PROVIDED DATA:
•••••

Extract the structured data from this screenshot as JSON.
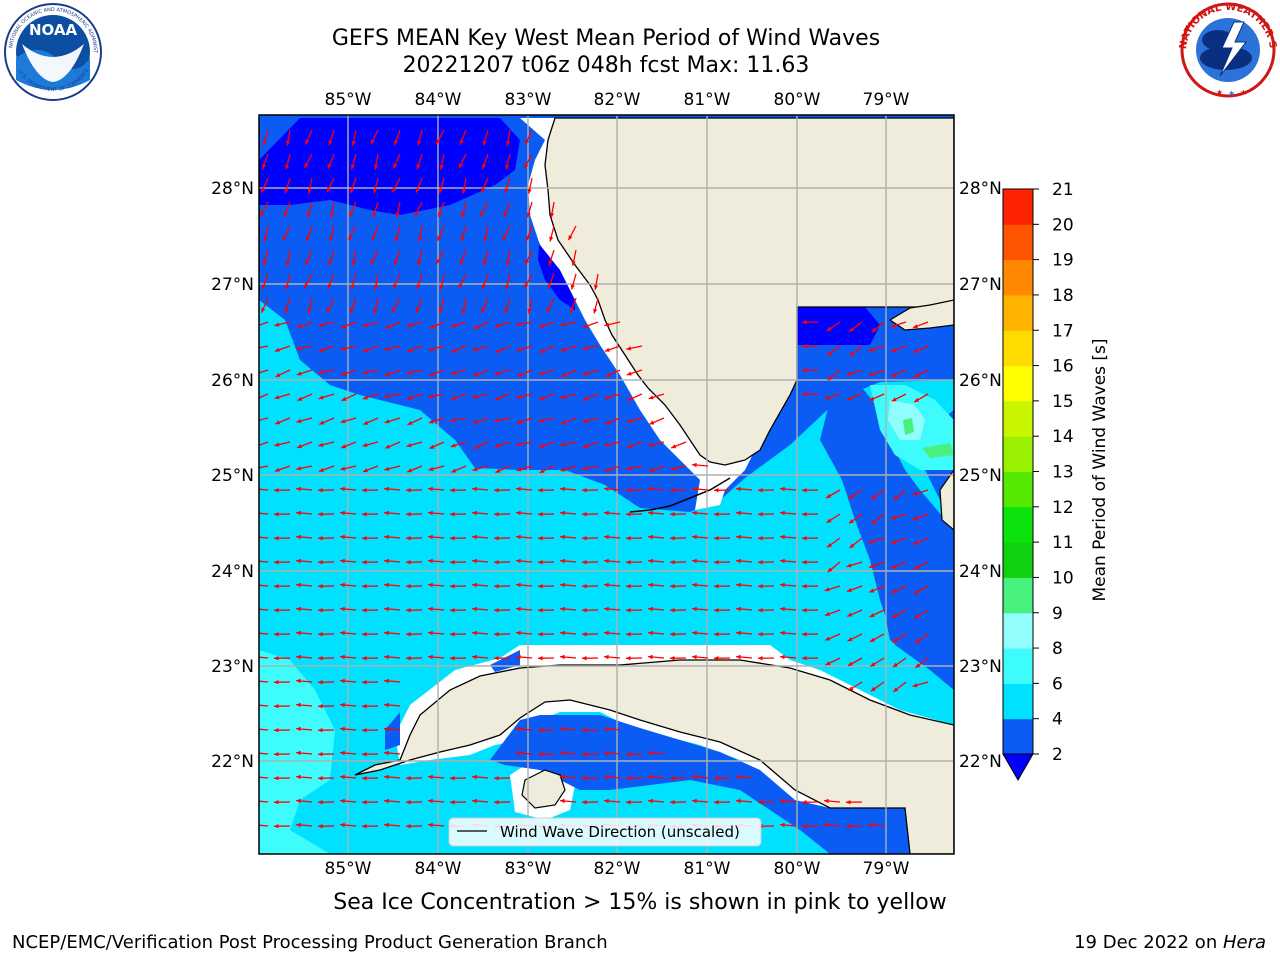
{
  "title": {
    "line1": "GEFS MEAN Key West Mean Period of Wind Waves",
    "line2": "20221207 t06z 048h fcst   Max: 11.63"
  },
  "logos": {
    "left": "noaa-logo",
    "left_text": "NOAA",
    "left_ring_top": "NATIONAL OCEANIC AND ATMOSPHERIC ADMINISTRATION",
    "left_ring_bottom": "U.S. DEPARTMENT OF COMMERCE",
    "right": "national-weather-service-logo",
    "right_ring": "NATIONAL WEATHER SERVICE"
  },
  "map": {
    "region": "Florida Straits / Key West",
    "lon_range": [
      -86.0,
      -78.25
    ],
    "lat_range": [
      21.0,
      28.75
    ],
    "lon_labels": [
      "85°W",
      "84°W",
      "83°W",
      "82°W",
      "81°W",
      "80°W",
      "79°W"
    ],
    "lat_labels": [
      "28°N",
      "27°N",
      "26°N",
      "25°N",
      "24°N",
      "23°N",
      "22°N"
    ],
    "grid": true,
    "land_color": "#efecdc",
    "arrow_color": "#ff0000",
    "legend_label": "Wind Wave Direction (unscaled)",
    "legend_position": "bottom-center"
  },
  "colorbar": {
    "label": "Mean Period of Wind Waves [s]",
    "ticks": [
      2,
      4,
      6,
      8,
      9,
      10,
      11,
      12,
      13,
      14,
      15,
      16,
      17,
      18,
      19,
      20,
      21
    ],
    "colors": [
      "#0a5cf4",
      "#00e1ff",
      "#3ffcfc",
      "#91fdfd",
      "#48f07e",
      "#11d012",
      "#0ce20c",
      "#55e800",
      "#99f000",
      "#c8f500",
      "#ffff00",
      "#ffdb00",
      "#ffb300",
      "#ff8800",
      "#ff5500",
      "#ff2200"
    ],
    "under_color": "#0000ff"
  },
  "subtitle": "Sea Ice Concentration > 15% is shown in pink to yellow",
  "footer": {
    "left": "NCEP/EMC/Verification Post Processing Product Generation Branch",
    "right_date": "19 Dec 2022 on ",
    "right_host": "Hera"
  },
  "chart_data": {
    "type": "map-contour",
    "max_value": 11.63,
    "units": "s",
    "dominant_wave_direction": "toward west-southwest"
  }
}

•••••

THE PROBLEM: Find every line in the listing that holds the string "Mean", then say how many there are as a bare number.

WRITTEN ANSWER: 2